◆ REQUEST
Records follow. Copy every line with "texture".

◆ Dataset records
____
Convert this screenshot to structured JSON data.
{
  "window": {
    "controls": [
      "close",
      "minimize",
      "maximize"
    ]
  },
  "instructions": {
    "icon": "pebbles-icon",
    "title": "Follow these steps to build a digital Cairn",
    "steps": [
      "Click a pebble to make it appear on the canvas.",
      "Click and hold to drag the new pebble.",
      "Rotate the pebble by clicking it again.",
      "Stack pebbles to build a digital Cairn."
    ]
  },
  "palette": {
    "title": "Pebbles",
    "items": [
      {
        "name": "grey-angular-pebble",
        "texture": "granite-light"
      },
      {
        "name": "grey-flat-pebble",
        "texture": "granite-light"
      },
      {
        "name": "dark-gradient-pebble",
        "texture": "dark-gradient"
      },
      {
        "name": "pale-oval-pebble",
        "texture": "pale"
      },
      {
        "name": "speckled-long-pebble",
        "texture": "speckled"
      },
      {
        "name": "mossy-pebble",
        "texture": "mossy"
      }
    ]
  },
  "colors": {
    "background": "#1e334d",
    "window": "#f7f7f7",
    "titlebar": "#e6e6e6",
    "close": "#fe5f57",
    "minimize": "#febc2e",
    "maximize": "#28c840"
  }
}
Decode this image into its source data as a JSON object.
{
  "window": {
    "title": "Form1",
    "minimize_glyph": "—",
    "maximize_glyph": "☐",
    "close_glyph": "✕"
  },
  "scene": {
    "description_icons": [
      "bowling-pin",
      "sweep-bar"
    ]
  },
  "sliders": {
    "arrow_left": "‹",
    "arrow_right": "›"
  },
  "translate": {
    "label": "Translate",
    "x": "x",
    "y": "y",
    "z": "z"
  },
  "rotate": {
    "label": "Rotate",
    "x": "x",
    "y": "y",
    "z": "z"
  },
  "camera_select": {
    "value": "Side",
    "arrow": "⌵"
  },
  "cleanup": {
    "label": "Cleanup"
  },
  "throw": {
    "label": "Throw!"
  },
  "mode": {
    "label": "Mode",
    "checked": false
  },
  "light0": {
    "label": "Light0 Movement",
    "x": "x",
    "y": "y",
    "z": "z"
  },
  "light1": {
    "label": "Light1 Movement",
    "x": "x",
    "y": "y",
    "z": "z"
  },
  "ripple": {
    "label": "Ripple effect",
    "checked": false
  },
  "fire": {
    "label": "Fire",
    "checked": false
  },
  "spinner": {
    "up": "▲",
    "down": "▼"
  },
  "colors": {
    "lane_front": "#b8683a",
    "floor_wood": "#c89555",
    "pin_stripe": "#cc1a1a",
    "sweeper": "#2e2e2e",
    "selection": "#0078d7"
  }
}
____
◆ PROBLEM SOLUTION
        "texture": "granite-light"
        "texture": "granite-light"
        "texture": "dark-gradient"
        "texture": "pale"
        "texture": "speckled"
        "texture": "mossy"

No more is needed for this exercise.